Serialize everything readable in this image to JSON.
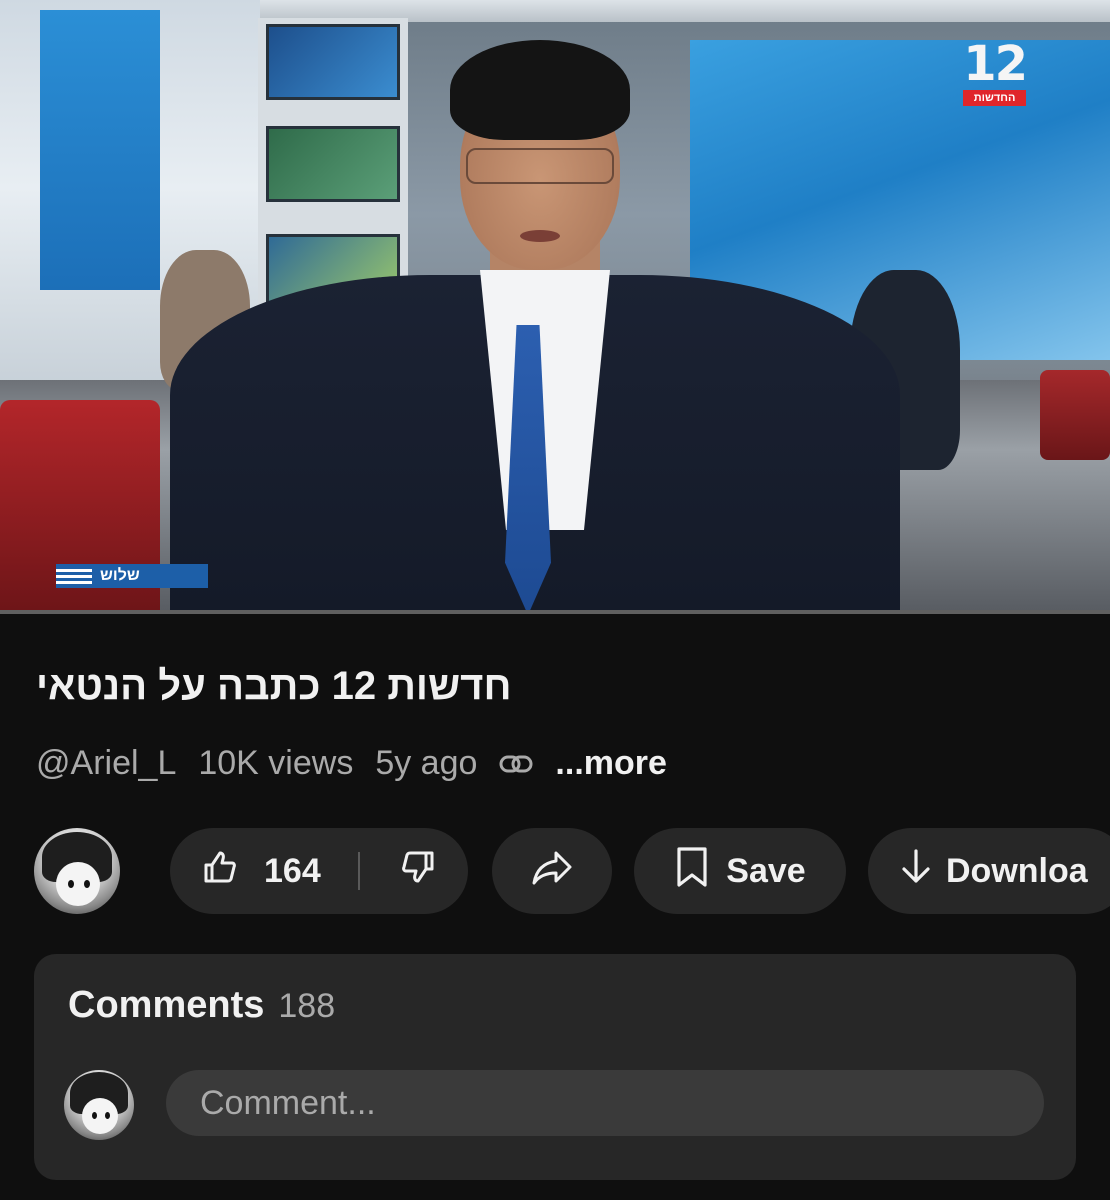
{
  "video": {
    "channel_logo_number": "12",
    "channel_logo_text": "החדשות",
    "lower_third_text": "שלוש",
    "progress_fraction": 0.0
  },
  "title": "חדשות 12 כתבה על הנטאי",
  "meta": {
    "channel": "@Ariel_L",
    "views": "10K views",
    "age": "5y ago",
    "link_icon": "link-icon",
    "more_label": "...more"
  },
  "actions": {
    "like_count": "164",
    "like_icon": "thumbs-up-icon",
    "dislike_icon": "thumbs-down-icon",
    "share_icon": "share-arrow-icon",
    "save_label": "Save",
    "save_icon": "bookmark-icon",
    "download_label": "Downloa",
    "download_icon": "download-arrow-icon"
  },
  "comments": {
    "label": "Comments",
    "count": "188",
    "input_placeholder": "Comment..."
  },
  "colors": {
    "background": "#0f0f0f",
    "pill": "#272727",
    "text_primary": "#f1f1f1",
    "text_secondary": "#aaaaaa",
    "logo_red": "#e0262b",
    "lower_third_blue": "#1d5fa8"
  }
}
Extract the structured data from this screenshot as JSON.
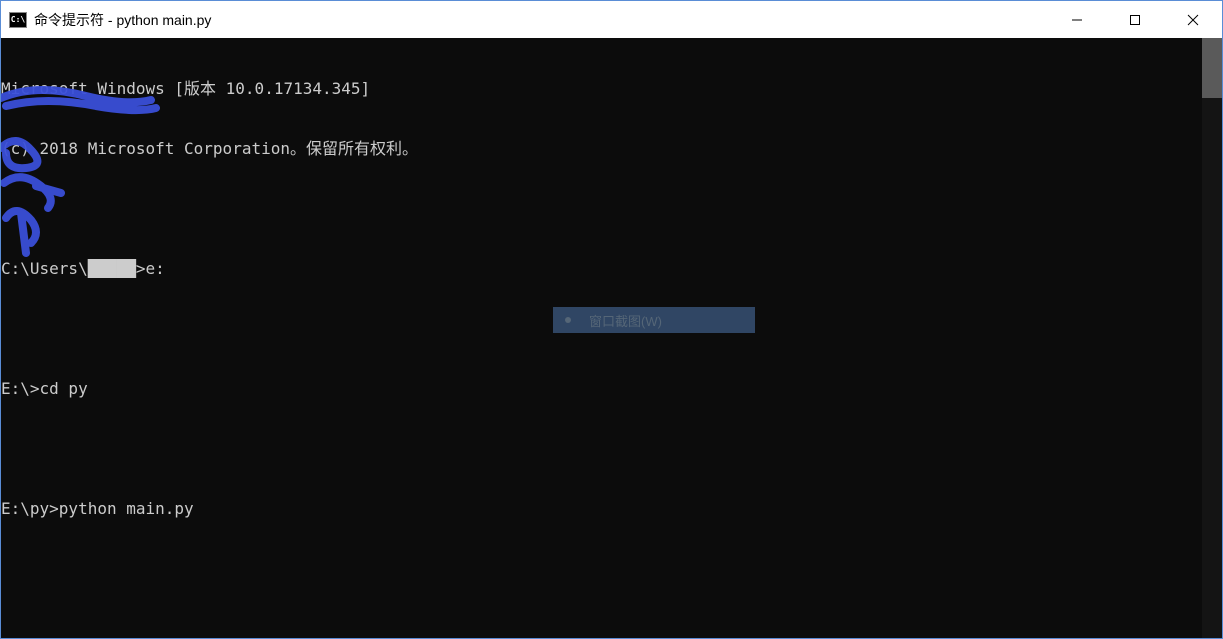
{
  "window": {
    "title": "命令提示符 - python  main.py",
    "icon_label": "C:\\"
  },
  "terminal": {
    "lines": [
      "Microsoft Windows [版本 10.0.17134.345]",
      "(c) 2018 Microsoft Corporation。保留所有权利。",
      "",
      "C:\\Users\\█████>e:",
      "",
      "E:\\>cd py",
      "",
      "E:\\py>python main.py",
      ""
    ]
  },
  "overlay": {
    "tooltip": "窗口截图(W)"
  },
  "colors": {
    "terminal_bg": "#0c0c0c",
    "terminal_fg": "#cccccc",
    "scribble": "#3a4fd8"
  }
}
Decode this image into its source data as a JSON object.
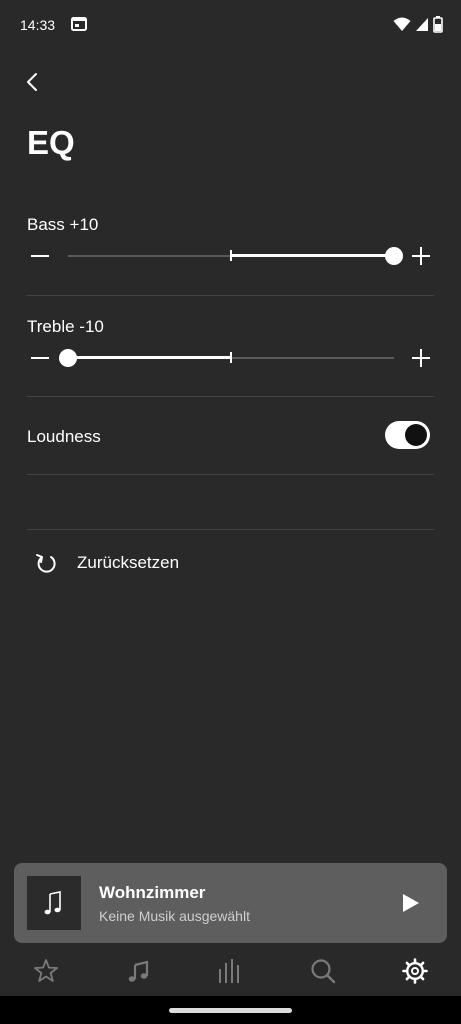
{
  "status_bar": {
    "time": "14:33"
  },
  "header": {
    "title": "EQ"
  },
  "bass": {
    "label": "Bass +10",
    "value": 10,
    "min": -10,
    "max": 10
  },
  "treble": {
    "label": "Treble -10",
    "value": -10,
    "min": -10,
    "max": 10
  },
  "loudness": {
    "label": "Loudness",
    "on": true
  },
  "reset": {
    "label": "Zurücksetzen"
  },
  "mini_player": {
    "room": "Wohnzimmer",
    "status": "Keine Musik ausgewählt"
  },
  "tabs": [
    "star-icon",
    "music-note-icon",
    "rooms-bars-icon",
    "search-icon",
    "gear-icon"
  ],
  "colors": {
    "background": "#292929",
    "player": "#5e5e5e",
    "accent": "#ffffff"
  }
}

------------------------------------------------------------

GIVEN REQUEST. Without the pictures, repeat all the records word for word.

SOLUTION TO THE PROBLEM.
Serialize everything readable in this image to JSON.
{
  "video": {
    "channel_logo_number": "12",
    "channel_logo_text": "החדשות",
    "lower_third_text": "שלוש",
    "progress_fraction": 0.0
  },
  "title": "חדשות 12 כתבה על הנטאי",
  "meta": {
    "channel": "@Ariel_L",
    "views": "10K views",
    "age": "5y ago",
    "link_icon": "link-icon",
    "more_label": "...more"
  },
  "actions": {
    "like_count": "164",
    "like_icon": "thumbs-up-icon",
    "dislike_icon": "thumbs-down-icon",
    "share_icon": "share-arrow-icon",
    "save_label": "Save",
    "save_icon": "bookmark-icon",
    "download_label": "Downloa",
    "download_icon": "download-arrow-icon"
  },
  "comments": {
    "label": "Comments",
    "count": "188",
    "input_placeholder": "Comment..."
  },
  "colors": {
    "background": "#0f0f0f",
    "pill": "#272727",
    "text_primary": "#f1f1f1",
    "text_secondary": "#aaaaaa",
    "logo_red": "#e0262b",
    "lower_third_blue": "#1d5fa8"
  }
}
Extract the structured data from this screenshot as JSON.
{
  "window": {
    "title": "命令提示符 - python  main.py",
    "icon_label": "C:\\"
  },
  "terminal": {
    "lines": [
      "Microsoft Windows [版本 10.0.17134.345]",
      "(c) 2018 Microsoft Corporation。保留所有权利。",
      "",
      "C:\\Users\\█████>e:",
      "",
      "E:\\>cd py",
      "",
      "E:\\py>python main.py",
      ""
    ]
  },
  "overlay": {
    "tooltip": "窗口截图(W)"
  },
  "colors": {
    "terminal_bg": "#0c0c0c",
    "terminal_fg": "#cccccc",
    "scribble": "#3a4fd8"
  }
}
Decode this image into its source data as a JSON object.
{
  "status_bar": {
    "time": "14:33"
  },
  "header": {
    "title": "EQ"
  },
  "bass": {
    "label": "Bass +10",
    "value": 10,
    "min": -10,
    "max": 10
  },
  "treble": {
    "label": "Treble -10",
    "value": -10,
    "min": -10,
    "max": 10
  },
  "loudness": {
    "label": "Loudness",
    "on": true
  },
  "reset": {
    "label": "Zurücksetzen"
  },
  "mini_player": {
    "room": "Wohnzimmer",
    "status": "Keine Musik ausgewählt"
  },
  "tabs": [
    "star-icon",
    "music-note-icon",
    "rooms-bars-icon",
    "search-icon",
    "gear-icon"
  ],
  "colors": {
    "background": "#292929",
    "player": "#5e5e5e",
    "accent": "#ffffff"
  }
}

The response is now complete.